**What is expected**
The records below are made of lines; count those holding the word "sauroit" and give the number only.

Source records
※ ※ ※

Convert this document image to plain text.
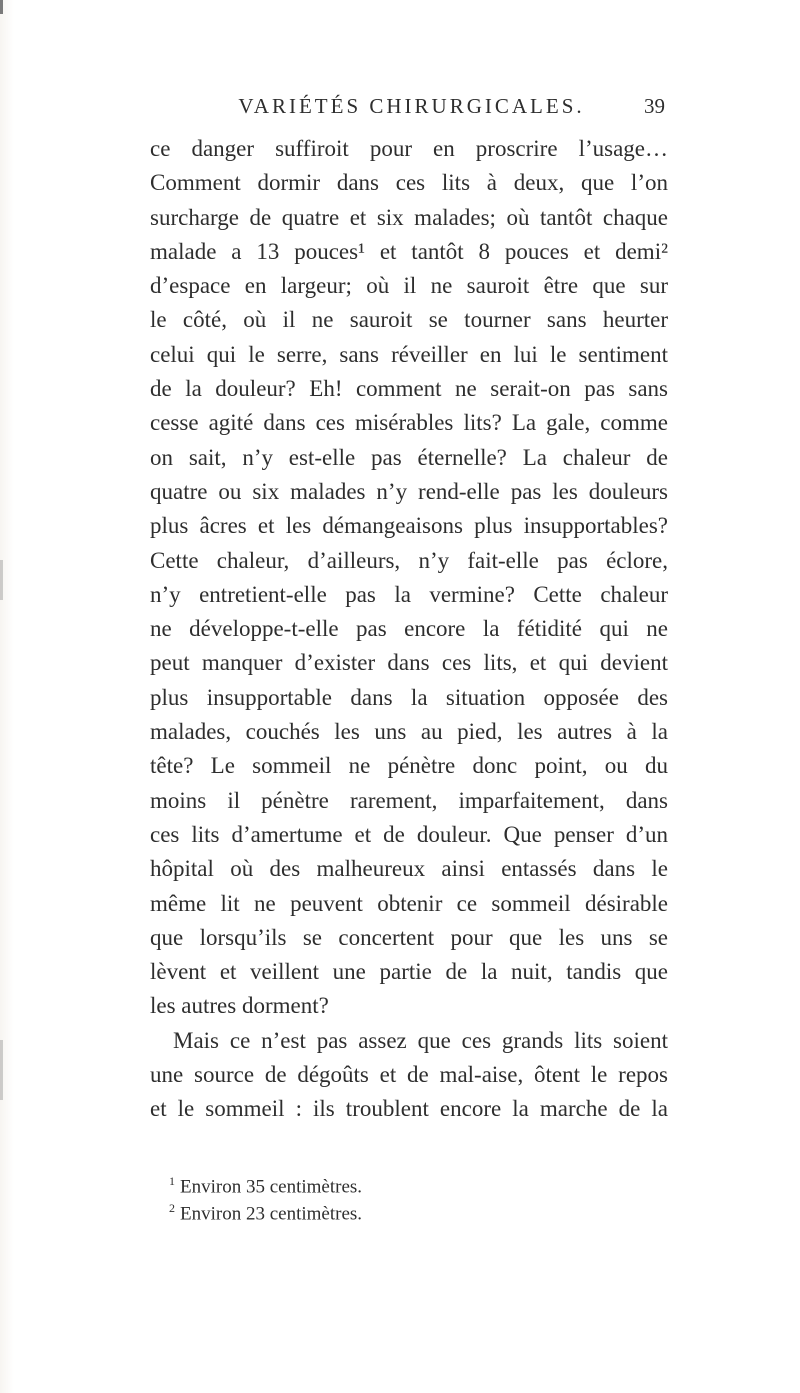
VARIÉTÉS CHIRURGICALES.	39
ce danger suffiroit pour en proscrire l’usage…
Comment dormir dans ces lits à deux, que l’on
surcharge de quatre et six malades; où tantôt chaque
malade a 13 pouces¹ et tantôt 8 pouces et demi²
d’espace en largeur; où il ne sauroit être que sur
le côté, où il ne sauroit se tourner sans heurter
celui qui le serre, sans réveiller en lui le sentiment
de la douleur? Eh! comment ne serait-on pas sans
cesse agité dans ces misérables lits? La gale, comme
on sait, n’y est-elle pas éternelle? La chaleur de
quatre ou six malades n’y rend-elle pas les douleurs
plus âcres et les démangeaisons plus insupportables?
Cette chaleur, d’ailleurs, n’y fait-elle pas éclore,
n’y entretient-elle pas la vermine? Cette chaleur
ne développe-t-elle pas encore la fétidité qui ne
peut manquer d’exister dans ces lits, et qui devient
plus insupportable dans la situation opposée des
malades, couchés les uns au pied, les autres à la
tête? Le sommeil ne pénètre donc point, ou du
moins il pénètre rarement, imparfaitement, dans
ces lits d’amertume et de douleur. Que penser d’un
hôpital où des malheureux ainsi entassés dans le
même lit ne peuvent obtenir ce sommeil désirable
que lorsqu’ils se concertent pour que les uns se
lèvent et veillent une partie de la nuit, tandis que
les autres dorment?
Mais ce n’est pas assez que ces grands lits soient
une source de dégoûts et de mal-aise, ôtent le repos
et le sommeil : ils troublent encore la marche de la
$^1$ Environ 35 centimètres.
$^2$ Environ 23 centimètres.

※ ※ ※

**Answer to this problem**
2